▶ _Exercise description_:
Lines containing the string "this" are to be counted; report the total by itself.

# # # # #

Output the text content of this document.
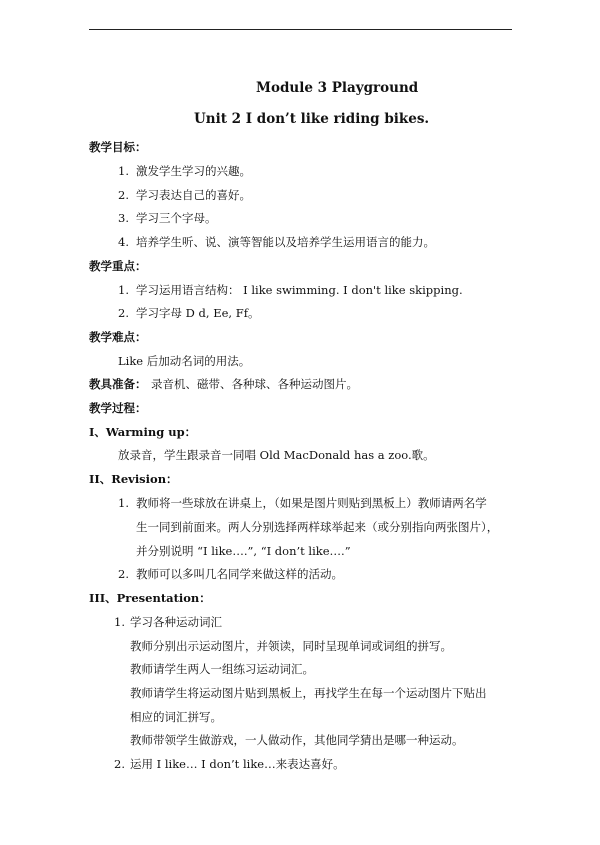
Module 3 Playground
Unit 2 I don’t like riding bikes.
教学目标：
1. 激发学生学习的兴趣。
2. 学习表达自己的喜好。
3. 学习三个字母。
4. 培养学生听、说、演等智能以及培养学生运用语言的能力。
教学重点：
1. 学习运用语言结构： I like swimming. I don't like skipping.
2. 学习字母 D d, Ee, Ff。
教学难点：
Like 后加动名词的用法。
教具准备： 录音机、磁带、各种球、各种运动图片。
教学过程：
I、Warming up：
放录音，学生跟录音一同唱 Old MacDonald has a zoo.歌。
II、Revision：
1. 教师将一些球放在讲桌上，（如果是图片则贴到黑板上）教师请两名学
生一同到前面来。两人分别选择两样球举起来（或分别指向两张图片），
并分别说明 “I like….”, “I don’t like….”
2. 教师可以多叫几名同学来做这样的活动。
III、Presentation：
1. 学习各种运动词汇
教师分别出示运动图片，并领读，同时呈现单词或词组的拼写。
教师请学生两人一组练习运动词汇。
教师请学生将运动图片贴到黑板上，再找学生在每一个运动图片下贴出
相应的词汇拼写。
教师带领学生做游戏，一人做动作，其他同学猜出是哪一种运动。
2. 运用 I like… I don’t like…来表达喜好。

# # # # #

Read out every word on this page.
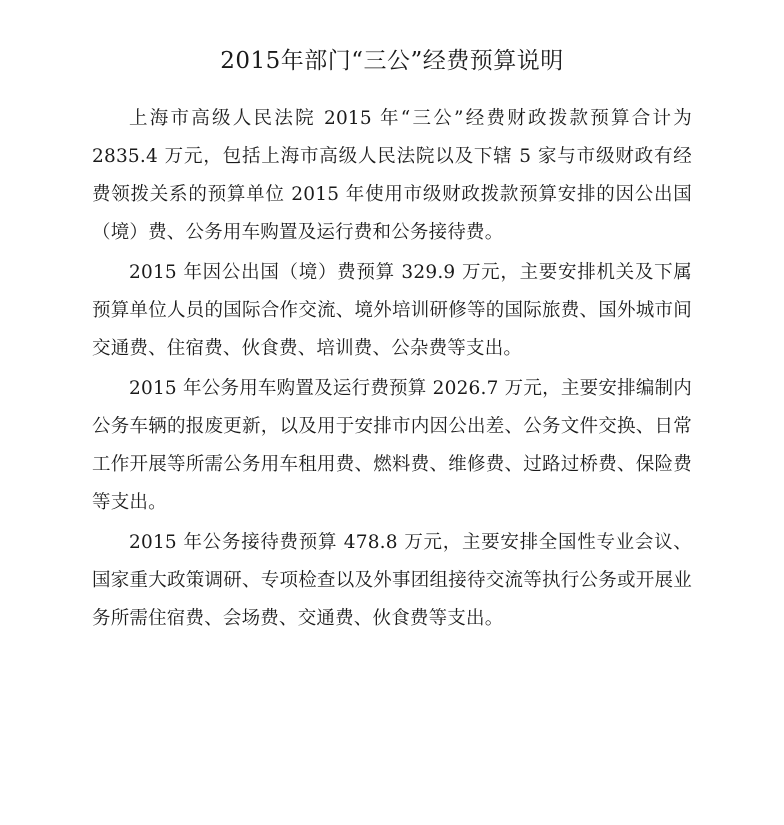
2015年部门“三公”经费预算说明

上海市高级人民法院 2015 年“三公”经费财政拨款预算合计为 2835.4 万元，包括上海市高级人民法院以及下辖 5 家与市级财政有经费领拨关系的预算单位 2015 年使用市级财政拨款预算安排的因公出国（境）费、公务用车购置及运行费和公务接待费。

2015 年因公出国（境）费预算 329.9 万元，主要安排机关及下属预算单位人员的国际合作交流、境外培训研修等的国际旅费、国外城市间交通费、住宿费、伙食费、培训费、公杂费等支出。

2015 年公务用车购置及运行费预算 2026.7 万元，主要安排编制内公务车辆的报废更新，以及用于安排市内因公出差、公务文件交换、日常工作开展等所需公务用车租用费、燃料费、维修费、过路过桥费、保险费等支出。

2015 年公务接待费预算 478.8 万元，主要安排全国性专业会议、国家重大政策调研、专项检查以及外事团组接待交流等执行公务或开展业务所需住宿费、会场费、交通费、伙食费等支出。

# # # # #

▶ _Result of the task_:
2